» The request: Write down every entry below once more, exactly.

◇ ◇ ◇ ◇ ◇ ◇ ◇

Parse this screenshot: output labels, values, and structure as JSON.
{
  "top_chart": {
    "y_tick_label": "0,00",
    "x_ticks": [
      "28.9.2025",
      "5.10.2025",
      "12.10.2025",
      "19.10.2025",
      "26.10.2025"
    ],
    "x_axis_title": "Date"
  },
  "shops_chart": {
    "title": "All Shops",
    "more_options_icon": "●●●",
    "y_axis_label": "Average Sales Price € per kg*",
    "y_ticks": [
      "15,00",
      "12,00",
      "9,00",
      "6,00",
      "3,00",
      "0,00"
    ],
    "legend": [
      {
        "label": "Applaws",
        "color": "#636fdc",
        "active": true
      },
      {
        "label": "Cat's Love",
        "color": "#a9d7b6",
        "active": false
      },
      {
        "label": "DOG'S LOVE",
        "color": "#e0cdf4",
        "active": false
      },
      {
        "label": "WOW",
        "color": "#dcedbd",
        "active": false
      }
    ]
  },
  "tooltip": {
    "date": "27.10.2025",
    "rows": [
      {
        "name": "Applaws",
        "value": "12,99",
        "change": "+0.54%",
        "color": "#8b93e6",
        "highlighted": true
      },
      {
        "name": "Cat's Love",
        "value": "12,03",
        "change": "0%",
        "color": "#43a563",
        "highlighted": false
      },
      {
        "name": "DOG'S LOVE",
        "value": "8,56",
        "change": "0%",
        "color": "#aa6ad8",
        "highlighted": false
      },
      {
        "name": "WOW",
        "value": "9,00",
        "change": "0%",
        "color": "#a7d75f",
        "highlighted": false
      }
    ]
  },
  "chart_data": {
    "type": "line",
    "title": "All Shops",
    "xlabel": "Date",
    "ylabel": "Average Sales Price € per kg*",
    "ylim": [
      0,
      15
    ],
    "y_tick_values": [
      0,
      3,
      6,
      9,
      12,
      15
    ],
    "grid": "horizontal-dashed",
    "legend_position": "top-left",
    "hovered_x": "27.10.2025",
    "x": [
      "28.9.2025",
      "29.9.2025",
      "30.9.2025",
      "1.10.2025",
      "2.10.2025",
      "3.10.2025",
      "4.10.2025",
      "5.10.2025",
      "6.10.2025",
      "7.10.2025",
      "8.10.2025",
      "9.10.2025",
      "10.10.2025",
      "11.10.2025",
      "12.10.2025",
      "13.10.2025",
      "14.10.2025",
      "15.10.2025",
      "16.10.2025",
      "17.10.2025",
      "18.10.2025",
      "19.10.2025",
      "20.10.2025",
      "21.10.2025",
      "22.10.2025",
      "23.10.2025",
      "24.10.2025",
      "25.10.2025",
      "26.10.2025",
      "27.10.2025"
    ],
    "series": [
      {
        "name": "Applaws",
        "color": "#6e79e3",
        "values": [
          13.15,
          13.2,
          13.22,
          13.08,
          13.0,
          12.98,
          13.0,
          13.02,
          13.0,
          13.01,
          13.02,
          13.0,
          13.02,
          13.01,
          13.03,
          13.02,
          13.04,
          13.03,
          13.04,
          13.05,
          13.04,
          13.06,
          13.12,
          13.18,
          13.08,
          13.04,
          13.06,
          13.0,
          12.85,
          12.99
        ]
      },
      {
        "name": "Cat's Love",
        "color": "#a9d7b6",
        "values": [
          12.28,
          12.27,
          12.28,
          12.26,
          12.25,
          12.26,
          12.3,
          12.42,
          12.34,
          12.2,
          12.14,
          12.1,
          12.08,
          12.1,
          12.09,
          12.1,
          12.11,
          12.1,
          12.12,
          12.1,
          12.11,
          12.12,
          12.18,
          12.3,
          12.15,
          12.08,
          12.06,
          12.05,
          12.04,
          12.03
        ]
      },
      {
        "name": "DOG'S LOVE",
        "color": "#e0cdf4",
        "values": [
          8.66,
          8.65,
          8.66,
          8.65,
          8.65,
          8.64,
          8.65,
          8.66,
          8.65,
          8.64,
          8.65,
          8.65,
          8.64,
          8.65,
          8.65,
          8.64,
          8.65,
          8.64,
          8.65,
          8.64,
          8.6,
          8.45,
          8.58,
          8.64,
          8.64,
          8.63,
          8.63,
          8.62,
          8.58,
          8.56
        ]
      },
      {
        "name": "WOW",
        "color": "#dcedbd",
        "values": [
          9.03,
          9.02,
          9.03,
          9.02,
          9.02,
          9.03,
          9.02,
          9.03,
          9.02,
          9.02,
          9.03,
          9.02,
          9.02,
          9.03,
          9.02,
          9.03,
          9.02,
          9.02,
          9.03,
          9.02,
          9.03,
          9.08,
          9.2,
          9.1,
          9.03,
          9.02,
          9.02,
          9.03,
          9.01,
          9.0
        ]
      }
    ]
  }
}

◇ ◇ ◇ ◇ ◇ ◇ ◇

» The answer:
Parse this screenshot: output labels, values, and structure as JSON.
{
  "top_chart": {
    "y_tick_label": "0,00",
    "x_ticks": [
      "28.9.2025",
      "5.10.2025",
      "12.10.2025",
      "19.10.2025",
      "26.10.2025"
    ],
    "x_axis_title": "Date"
  },
  "shops_chart": {
    "title": "All Shops",
    "more_options_icon": "●●●",
    "y_axis_label": "Average Sales Price € per kg*",
    "y_ticks": [
      "15,00",
      "12,00",
      "9,00",
      "6,00",
      "3,00",
      "0,00"
    ],
    "legend": [
      {
        "label": "Applaws",
        "color": "#636fdc",
        "active": true
      },
      {
        "label": "Cat's Love",
        "color": "#a9d7b6",
        "active": false
      },
      {
        "label": "DOG'S LOVE",
        "color": "#e0cdf4",
        "active": false
      },
      {
        "label": "WOW",
        "color": "#dcedbd",
        "active": false
      }
    ]
  },
  "tooltip": {
    "date": "27.10.2025",
    "rows": [
      {
        "name": "Applaws",
        "value": "12,99",
        "change": "+0.54%",
        "color": "#8b93e6",
        "highlighted": true
      },
      {
        "name": "Cat's Love",
        "value": "12,03",
        "change": "0%",
        "color": "#43a563",
        "highlighted": false
      },
      {
        "name": "DOG'S LOVE",
        "value": "8,56",
        "change": "0%",
        "color": "#aa6ad8",
        "highlighted": false
      },
      {
        "name": "WOW",
        "value": "9,00",
        "change": "0%",
        "color": "#a7d75f",
        "highlighted": false
      }
    ]
  },
  "chart_data": {
    "type": "line",
    "title": "All Shops",
    "xlabel": "Date",
    "ylabel": "Average Sales Price € per kg*",
    "ylim": [
      0,
      15
    ],
    "y_tick_values": [
      0,
      3,
      6,
      9,
      12,
      15
    ],
    "grid": "horizontal-dashed",
    "legend_position": "top-left",
    "hovered_x": "27.10.2025",
    "x": [
      "28.9.2025",
      "29.9.2025",
      "30.9.2025",
      "1.10.2025",
      "2.10.2025",
      "3.10.2025",
      "4.10.2025",
      "5.10.2025",
      "6.10.2025",
      "7.10.2025",
      "8.10.2025",
      "9.10.2025",
      "10.10.2025",
      "11.10.2025",
      "12.10.2025",
      "13.10.2025",
      "14.10.2025",
      "15.10.2025",
      "16.10.2025",
      "17.10.2025",
      "18.10.2025",
      "19.10.2025",
      "20.10.2025",
      "21.10.2025",
      "22.10.2025",
      "23.10.2025",
      "24.10.2025",
      "25.10.2025",
      "26.10.2025",
      "27.10.2025"
    ],
    "series": [
      {
        "name": "Applaws",
        "color": "#6e79e3",
        "values": [
          13.15,
          13.2,
          13.22,
          13.08,
          13.0,
          12.98,
          13.0,
          13.02,
          13.0,
          13.01,
          13.02,
          13.0,
          13.02,
          13.01,
          13.03,
          13.02,
          13.04,
          13.03,
          13.04,
          13.05,
          13.04,
          13.06,
          13.12,
          13.18,
          13.08,
          13.04,
          13.06,
          13.0,
          12.85,
          12.99
        ]
      },
      {
        "name": "Cat's Love",
        "color": "#a9d7b6",
        "values": [
          12.28,
          12.27,
          12.28,
          12.26,
          12.25,
          12.26,
          12.3,
          12.42,
          12.34,
          12.2,
          12.14,
          12.1,
          12.08,
          12.1,
          12.09,
          12.1,
          12.11,
          12.1,
          12.12,
          12.1,
          12.11,
          12.12,
          12.18,
          12.3,
          12.15,
          12.08,
          12.06,
          12.05,
          12.04,
          12.03
        ]
      },
      {
        "name": "DOG'S LOVE",
        "color": "#e0cdf4",
        "values": [
          8.66,
          8.65,
          8.66,
          8.65,
          8.65,
          8.64,
          8.65,
          8.66,
          8.65,
          8.64,
          8.65,
          8.65,
          8.64,
          8.65,
          8.65,
          8.64,
          8.65,
          8.64,
          8.65,
          8.64,
          8.6,
          8.45,
          8.58,
          8.64,
          8.64,
          8.63,
          8.63,
          8.62,
          8.58,
          8.56
        ]
      },
      {
        "name": "WOW",
        "color": "#dcedbd",
        "values": [
          9.03,
          9.02,
          9.03,
          9.02,
          9.02,
          9.03,
          9.02,
          9.03,
          9.02,
          9.02,
          9.03,
          9.02,
          9.02,
          9.03,
          9.02,
          9.03,
          9.02,
          9.02,
          9.03,
          9.02,
          9.03,
          9.08,
          9.2,
          9.1,
          9.03,
          9.02,
          9.02,
          9.03,
          9.01,
          9.0
        ]
      }
    ]
  }
}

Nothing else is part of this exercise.